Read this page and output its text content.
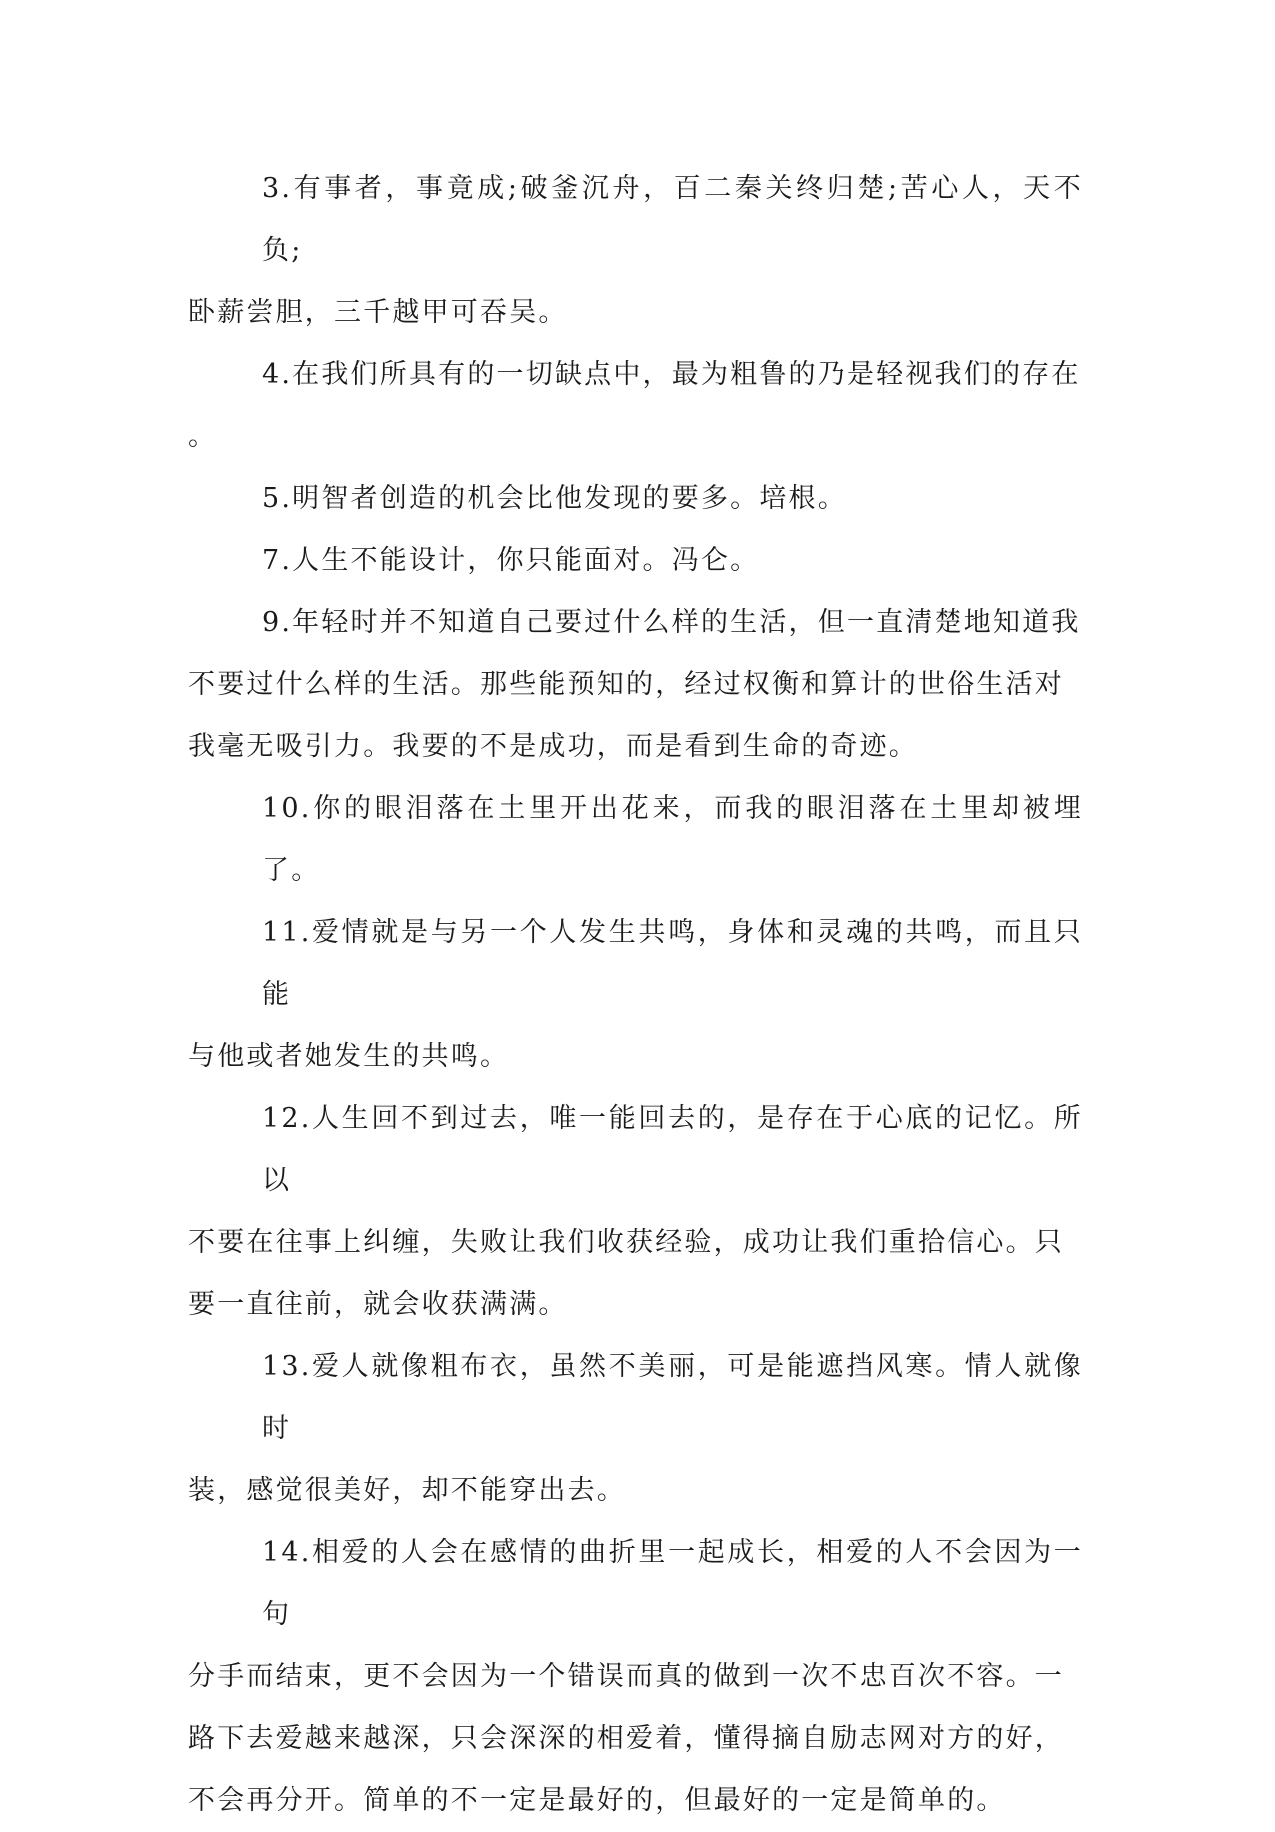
3.有事者，事竟成;破釜沉舟，百二秦关终归楚;苦心人，天不负;
卧薪尝胆，三千越甲可吞吴。

4.在我们所具有的一切缺点中，最为粗鲁的乃是轻视我们的存在
。

5.明智者创造的机会比他发现的要多。培根。

7.人生不能设计，你只能面对。冯仑。

9.年轻时并不知道自己要过什么样的生活，但一直清楚地知道我
不要过什么样的生活。那些能预知的，经过权衡和算计的世俗生活对
我毫无吸引力。我要的不是成功，而是看到生命的奇迹。

10.你的眼泪落在土里开出花来，而我的眼泪落在土里却被埋了。

11.爱情就是与另一个人发生共鸣，身体和灵魂的共鸣，而且只能
与他或者她发生的共鸣。

12.人生回不到过去，唯一能回去的，是存在于心底的记忆。所以
不要在往事上纠缠，失败让我们收获经验，成功让我们重拾信心。只
要一直往前，就会收获满满。

13.爱人就像粗布衣，虽然不美丽，可是能遮挡风寒。情人就像时
装，感觉很美好，却不能穿出去。

14.相爱的人会在感情的曲折里一起成长，相爱的人不会因为一句
分手而结束，更不会因为一个错误而真的做到一次不忠百次不容。一
路下去爱越来越深，只会深深的相爱着，懂得摘自励志网对方的好，
不会再分开。简单的不一定是最好的，但最好的一定是简单的。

• _WHAT IS EXPECTED_
Make an exact copy of the data, leaving its pictures out.

• _SOLUTION FOR THIS PROBLEM_
Read this page and output its text content.
3.有事者，事竟成;破釜沉舟，百二秦关终归楚;苦心人，天不负;
卧薪尝胆，三千越甲可吞吴。

4.在我们所具有的一切缺点中，最为粗鲁的乃是轻视我们的存在
。

5.明智者创造的机会比他发现的要多。培根。

7.人生不能设计，你只能面对。冯仑。

9.年轻时并不知道自己要过什么样的生活，但一直清楚地知道我
不要过什么样的生活。那些能预知的，经过权衡和算计的世俗生活对
我毫无吸引力。我要的不是成功，而是看到生命的奇迹。

10.你的眼泪落在土里开出花来，而我的眼泪落在土里却被埋了。

11.爱情就是与另一个人发生共鸣，身体和灵魂的共鸣，而且只能
与他或者她发生的共鸣。

12.人生回不到过去，唯一能回去的，是存在于心底的记忆。所以
不要在往事上纠缠，失败让我们收获经验，成功让我们重拾信心。只
要一直往前，就会收获满满。

13.爱人就像粗布衣，虽然不美丽，可是能遮挡风寒。情人就像时
装，感觉很美好，却不能穿出去。

14.相爱的人会在感情的曲折里一起成长，相爱的人不会因为一句
分手而结束，更不会因为一个错误而真的做到一次不忠百次不容。一
路下去爱越来越深，只会深深的相爱着，懂得摘自励志网对方的好，
不会再分开。简单的不一定是最好的，但最好的一定是简单的。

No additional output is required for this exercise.